(Stored data entries)
________________________________________

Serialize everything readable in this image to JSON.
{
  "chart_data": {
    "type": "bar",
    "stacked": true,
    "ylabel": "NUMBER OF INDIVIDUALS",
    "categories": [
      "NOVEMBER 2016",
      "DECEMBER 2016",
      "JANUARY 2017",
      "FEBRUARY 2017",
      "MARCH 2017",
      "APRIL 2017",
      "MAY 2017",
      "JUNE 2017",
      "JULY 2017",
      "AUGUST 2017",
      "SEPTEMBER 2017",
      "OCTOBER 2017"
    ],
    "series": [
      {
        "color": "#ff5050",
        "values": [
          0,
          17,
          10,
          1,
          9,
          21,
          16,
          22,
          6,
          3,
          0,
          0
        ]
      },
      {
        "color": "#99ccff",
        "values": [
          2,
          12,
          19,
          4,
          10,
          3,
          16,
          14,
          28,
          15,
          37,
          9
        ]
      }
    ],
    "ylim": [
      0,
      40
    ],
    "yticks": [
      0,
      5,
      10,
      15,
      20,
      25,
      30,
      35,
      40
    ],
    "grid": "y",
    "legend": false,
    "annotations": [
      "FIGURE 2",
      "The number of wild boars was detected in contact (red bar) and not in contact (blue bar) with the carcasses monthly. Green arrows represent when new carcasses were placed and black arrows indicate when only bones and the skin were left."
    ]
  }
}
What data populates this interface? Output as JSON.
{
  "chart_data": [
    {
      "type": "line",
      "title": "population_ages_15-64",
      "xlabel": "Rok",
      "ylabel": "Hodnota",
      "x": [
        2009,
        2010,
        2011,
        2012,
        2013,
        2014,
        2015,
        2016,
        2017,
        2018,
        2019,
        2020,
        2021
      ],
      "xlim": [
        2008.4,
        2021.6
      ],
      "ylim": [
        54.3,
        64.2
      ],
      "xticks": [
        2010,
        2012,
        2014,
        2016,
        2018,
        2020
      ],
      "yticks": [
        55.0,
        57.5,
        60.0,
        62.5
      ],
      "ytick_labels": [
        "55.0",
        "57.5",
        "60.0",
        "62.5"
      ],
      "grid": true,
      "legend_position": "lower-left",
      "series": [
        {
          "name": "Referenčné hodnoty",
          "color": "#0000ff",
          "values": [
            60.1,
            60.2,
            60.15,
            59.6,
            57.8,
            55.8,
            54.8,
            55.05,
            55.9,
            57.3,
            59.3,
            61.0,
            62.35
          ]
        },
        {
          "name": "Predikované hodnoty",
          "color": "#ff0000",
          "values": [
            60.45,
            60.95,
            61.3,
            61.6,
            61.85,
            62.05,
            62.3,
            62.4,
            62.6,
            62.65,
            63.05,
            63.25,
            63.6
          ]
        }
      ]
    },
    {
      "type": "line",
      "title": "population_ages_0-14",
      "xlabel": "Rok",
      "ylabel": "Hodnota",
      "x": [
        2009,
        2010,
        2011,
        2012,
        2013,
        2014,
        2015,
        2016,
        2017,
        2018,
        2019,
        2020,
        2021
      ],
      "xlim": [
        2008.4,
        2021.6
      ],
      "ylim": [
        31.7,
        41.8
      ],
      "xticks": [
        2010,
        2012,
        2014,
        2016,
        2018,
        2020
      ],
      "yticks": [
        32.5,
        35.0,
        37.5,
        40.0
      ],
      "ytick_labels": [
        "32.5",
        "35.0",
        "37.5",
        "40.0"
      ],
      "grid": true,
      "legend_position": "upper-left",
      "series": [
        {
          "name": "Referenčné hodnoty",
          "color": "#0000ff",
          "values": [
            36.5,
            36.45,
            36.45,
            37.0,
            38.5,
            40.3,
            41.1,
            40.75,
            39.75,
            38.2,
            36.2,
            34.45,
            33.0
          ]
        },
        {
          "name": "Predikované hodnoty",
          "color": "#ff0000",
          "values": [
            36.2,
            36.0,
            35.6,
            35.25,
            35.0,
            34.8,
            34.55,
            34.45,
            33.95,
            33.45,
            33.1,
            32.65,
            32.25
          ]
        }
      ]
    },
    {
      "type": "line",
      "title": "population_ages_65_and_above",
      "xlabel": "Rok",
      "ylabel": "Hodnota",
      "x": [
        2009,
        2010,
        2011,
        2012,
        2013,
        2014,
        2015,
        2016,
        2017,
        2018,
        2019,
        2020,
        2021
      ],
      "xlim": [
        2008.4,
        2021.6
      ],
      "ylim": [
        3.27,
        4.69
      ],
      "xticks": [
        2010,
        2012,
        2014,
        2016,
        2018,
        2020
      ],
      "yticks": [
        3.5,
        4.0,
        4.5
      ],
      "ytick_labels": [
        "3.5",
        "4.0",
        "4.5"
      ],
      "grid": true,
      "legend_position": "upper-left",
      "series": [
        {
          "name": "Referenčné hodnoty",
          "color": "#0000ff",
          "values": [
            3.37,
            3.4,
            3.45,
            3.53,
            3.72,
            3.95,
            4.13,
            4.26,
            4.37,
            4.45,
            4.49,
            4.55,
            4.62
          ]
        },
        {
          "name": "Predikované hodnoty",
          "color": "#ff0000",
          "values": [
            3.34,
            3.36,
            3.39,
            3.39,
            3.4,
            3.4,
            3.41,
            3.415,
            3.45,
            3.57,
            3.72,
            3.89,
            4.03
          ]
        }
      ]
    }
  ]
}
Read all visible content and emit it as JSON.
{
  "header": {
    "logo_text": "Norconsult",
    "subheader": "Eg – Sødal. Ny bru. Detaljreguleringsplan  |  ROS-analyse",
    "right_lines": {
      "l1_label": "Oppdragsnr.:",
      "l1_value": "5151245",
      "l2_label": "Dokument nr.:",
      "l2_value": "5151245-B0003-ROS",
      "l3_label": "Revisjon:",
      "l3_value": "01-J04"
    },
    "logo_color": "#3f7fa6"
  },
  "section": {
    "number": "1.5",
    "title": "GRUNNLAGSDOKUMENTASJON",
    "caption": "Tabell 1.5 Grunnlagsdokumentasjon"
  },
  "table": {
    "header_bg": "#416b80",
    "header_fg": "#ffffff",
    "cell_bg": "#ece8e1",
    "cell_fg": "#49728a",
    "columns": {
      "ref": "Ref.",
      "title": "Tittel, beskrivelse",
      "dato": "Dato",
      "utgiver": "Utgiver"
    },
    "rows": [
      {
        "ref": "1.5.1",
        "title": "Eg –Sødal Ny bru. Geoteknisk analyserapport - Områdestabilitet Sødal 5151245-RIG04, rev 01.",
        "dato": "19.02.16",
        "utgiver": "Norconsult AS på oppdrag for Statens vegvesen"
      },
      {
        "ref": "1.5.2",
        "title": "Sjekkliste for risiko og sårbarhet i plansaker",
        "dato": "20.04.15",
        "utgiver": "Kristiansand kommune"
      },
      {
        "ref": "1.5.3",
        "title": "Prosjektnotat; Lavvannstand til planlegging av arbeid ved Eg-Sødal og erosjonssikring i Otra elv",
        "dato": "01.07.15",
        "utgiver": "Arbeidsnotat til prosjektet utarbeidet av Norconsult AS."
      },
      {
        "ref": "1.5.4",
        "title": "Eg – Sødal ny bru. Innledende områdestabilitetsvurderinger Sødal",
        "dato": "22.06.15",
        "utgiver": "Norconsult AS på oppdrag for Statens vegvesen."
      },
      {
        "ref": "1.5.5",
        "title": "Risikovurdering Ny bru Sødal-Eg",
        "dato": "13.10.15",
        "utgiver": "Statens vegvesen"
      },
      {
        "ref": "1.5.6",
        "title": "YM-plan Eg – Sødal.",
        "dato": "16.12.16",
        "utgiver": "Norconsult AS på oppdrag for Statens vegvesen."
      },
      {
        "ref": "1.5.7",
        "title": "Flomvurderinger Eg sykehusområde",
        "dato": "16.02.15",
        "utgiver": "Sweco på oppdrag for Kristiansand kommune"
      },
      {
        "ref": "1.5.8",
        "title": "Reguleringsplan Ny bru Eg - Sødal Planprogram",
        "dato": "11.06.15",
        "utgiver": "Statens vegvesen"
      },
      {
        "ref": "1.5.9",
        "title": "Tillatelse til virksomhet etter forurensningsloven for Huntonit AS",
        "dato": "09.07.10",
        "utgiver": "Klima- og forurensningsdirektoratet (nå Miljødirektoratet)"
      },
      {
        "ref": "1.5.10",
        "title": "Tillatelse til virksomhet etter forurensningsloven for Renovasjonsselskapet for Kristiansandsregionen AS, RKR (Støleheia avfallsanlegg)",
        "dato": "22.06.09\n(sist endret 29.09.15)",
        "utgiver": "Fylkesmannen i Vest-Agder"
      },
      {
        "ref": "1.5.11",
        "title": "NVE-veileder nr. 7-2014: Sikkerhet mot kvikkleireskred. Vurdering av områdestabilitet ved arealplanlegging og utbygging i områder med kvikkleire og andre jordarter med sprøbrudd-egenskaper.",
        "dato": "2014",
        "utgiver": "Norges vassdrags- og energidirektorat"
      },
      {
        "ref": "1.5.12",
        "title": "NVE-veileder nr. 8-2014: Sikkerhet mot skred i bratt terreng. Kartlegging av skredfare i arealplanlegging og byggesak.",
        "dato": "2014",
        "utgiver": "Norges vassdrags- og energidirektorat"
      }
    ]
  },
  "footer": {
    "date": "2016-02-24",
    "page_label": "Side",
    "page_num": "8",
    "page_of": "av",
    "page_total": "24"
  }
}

________________________________________

Instructions to follow:
Show all lines in the entries above where the word "Sødal" appears.

Result:
    "subheader": "Eg – Sødal. Ny bru. Detaljreguleringsplan  |  ROS-analyse",
        "title": "Eg –Sødal Ny bru. Geoteknisk analyserapport - Områdestabilitet Sødal 5151245-RIG04, rev 01.",
        "title": "Prosjektnotat; Lavvannstand til planlegging av arbeid ved Eg-Sødal og erosjonssikring i Otra elv",
        "title": "Eg – Sødal ny bru. Innledende områdestabilitetsvurderinger Sødal",
        "title": "Risikovurdering Ny bru Sødal-Eg",
        "title": "YM-plan Eg – Sødal.",
        "title": "Reguleringsplan Ny bru Eg - Sødal Planprogram",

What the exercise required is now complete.